[Stored entries]
━━━━━━━━
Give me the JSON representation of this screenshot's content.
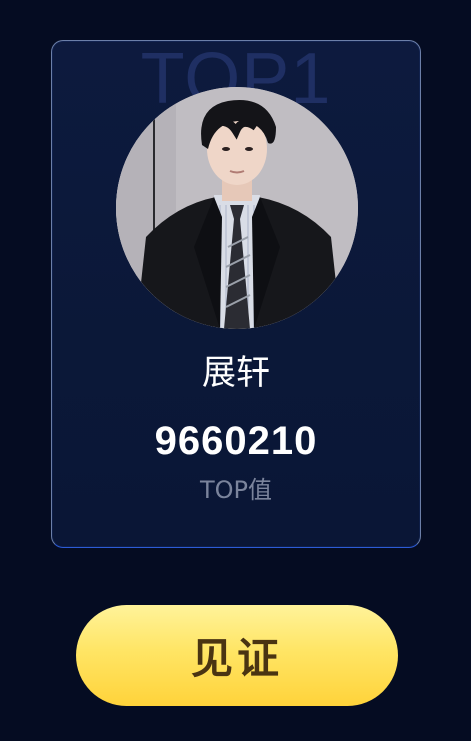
{
  "card": {
    "rank_watermark": "TOP1",
    "name": "展轩",
    "score": "9660210",
    "score_label": "TOP值"
  },
  "action": {
    "button_label": "见证"
  },
  "colors": {
    "background": "#050c22",
    "card_background": "#0b1838",
    "button_yellow": "#ffe066",
    "button_text": "#4a3412"
  }
}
━━━━━━━━
WHAT NEEDS TO BE DONE:
Every line of the data should be copied as it stands, without the images.

THE RESULT:
Give me the JSON representation of this screenshot's content.
{
  "card": {
    "rank_watermark": "TOP1",
    "name": "展轩",
    "score": "9660210",
    "score_label": "TOP值"
  },
  "action": {
    "button_label": "见证"
  },
  "colors": {
    "background": "#050c22",
    "card_background": "#0b1838",
    "button_yellow": "#ffe066",
    "button_text": "#4a3412"
  }
}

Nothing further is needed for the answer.